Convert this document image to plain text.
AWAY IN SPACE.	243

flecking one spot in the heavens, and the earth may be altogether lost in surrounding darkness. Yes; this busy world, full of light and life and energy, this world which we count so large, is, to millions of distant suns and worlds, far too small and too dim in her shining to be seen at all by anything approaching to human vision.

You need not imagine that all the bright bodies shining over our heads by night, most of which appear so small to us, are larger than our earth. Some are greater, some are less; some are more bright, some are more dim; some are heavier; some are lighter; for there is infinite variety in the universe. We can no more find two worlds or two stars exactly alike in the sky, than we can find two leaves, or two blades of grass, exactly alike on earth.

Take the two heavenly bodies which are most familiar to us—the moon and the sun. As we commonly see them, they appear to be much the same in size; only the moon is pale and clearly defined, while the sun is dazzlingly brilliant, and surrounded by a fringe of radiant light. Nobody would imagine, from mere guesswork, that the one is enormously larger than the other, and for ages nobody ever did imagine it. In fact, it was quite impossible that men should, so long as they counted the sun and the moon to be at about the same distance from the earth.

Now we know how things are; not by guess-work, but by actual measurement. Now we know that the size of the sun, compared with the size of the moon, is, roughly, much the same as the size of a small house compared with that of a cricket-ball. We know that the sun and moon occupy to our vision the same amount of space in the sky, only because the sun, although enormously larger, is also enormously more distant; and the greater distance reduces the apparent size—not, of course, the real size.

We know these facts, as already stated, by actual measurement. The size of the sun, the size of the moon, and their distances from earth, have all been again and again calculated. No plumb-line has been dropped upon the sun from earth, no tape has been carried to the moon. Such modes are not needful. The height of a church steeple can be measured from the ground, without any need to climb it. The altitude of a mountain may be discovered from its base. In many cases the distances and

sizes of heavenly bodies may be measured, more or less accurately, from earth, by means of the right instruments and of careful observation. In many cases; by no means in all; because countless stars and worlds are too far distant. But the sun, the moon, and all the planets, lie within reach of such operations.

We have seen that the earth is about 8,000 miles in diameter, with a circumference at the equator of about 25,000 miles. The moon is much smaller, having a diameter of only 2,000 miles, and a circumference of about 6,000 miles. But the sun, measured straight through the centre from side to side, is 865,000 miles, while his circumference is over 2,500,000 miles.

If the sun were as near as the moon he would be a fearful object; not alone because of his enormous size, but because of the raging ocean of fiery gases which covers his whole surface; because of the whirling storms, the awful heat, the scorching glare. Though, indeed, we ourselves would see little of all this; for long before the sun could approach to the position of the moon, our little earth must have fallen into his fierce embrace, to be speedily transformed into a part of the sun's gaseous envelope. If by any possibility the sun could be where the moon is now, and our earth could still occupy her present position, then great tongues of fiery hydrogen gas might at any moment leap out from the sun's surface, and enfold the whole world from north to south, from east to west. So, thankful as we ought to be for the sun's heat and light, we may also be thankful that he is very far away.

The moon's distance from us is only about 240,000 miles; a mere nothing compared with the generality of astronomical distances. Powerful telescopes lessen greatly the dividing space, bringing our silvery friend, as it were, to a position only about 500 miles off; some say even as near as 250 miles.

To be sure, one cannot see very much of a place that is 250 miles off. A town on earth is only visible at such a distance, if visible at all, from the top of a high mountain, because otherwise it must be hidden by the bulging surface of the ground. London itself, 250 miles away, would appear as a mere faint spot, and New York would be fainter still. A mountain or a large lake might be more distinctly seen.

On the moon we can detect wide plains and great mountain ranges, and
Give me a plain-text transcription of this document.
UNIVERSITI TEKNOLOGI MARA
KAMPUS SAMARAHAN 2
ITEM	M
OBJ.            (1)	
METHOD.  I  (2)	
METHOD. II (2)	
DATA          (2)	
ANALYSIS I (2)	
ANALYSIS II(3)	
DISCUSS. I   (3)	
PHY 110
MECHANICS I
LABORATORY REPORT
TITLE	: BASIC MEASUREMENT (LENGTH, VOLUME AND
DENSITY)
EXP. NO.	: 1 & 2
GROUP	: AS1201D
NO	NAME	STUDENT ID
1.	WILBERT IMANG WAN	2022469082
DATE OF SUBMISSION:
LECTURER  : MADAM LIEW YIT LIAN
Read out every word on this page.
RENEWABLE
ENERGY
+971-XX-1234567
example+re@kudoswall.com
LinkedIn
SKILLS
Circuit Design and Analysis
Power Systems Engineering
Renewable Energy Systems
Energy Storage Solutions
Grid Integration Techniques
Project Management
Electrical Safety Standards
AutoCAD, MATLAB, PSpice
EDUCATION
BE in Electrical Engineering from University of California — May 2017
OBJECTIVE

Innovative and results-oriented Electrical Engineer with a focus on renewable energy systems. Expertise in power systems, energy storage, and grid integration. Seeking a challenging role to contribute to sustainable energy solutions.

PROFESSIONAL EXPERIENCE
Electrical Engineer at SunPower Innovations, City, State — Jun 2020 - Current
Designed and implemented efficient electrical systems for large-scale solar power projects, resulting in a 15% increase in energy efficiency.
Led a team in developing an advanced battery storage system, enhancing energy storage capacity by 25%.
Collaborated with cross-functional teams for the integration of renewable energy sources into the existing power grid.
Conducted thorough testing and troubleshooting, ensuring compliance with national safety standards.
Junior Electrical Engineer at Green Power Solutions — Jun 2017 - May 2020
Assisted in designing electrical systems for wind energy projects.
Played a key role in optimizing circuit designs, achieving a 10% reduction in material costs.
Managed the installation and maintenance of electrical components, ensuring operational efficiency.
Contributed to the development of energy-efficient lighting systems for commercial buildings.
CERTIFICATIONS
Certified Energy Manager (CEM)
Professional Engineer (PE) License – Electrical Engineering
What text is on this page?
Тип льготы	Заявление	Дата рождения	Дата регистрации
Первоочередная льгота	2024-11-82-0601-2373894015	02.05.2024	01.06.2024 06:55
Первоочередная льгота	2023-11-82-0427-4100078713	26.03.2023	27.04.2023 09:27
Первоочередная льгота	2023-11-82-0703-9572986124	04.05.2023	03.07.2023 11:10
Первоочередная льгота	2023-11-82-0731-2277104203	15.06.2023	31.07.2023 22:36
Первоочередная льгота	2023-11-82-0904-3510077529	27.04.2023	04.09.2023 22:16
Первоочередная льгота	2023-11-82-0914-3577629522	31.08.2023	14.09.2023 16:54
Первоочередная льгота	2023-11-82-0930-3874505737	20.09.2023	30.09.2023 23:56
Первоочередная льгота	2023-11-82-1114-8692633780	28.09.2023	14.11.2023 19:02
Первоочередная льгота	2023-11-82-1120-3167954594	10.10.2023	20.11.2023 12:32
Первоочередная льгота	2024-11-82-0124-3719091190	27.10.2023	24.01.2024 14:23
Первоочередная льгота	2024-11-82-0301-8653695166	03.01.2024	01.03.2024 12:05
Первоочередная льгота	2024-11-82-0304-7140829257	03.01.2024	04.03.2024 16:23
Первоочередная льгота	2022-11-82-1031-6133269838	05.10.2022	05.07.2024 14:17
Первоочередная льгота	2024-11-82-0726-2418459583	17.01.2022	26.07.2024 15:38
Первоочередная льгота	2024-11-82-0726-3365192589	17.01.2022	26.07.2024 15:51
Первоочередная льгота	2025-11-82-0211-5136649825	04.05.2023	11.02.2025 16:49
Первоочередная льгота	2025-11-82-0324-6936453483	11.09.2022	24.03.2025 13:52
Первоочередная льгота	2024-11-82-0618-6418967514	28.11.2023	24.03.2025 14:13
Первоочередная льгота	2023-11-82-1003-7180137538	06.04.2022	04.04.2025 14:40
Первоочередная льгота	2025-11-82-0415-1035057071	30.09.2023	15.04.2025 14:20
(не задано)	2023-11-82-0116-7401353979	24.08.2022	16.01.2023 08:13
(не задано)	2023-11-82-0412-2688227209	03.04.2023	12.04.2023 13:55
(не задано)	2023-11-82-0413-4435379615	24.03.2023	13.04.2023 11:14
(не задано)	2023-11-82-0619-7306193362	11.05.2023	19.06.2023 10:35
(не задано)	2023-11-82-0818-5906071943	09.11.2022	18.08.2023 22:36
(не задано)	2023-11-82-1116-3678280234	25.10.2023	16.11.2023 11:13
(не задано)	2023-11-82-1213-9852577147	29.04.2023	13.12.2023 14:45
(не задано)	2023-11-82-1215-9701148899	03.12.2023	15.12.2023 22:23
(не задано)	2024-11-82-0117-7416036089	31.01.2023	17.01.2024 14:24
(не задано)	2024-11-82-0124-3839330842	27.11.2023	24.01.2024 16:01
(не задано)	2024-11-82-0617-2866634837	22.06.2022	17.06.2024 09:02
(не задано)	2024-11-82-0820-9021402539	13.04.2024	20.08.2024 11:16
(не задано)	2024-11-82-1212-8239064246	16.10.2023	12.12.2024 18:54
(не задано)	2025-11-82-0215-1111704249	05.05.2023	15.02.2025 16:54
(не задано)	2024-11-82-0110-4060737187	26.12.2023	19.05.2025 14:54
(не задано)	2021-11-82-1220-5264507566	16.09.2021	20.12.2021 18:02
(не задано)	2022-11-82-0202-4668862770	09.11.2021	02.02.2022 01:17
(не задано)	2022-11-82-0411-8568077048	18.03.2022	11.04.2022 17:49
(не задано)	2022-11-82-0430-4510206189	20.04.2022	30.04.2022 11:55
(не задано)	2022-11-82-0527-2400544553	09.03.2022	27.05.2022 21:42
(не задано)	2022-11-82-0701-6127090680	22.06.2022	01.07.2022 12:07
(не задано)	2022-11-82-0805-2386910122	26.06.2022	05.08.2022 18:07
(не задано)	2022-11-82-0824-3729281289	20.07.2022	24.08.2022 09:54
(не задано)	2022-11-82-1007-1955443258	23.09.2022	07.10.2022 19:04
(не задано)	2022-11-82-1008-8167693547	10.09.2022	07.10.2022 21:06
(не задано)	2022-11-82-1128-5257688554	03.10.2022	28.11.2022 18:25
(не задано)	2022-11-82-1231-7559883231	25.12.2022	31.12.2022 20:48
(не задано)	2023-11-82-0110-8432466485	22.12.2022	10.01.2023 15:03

□ □ □ □ □ □ □

Exercise requirements: Filter out every line that lacks the word "distances", and copy the rest.

Task solution:
We know these facts, as already stated, by actual measurement. The size of the sun, the size of the moon, and their distances from earth, have all been again and again calculated. No plumb-line has been dropped upon the sun from earth, no tape has been carried to the moon. Such modes are not needful. The height of a church steeple can be measured from the ground, without any need to climb it. The altitude of a mountain may be discovered from its base. In many cases the distances and
The moon's distance from us is only about 240,000 miles; a mere nothing compared with the generality of astronomical distances. Powerful telescopes lessen greatly the dividing space, bringing our silvery friend, as it were, to a position only about 500 miles off; some say even as near as 250 miles.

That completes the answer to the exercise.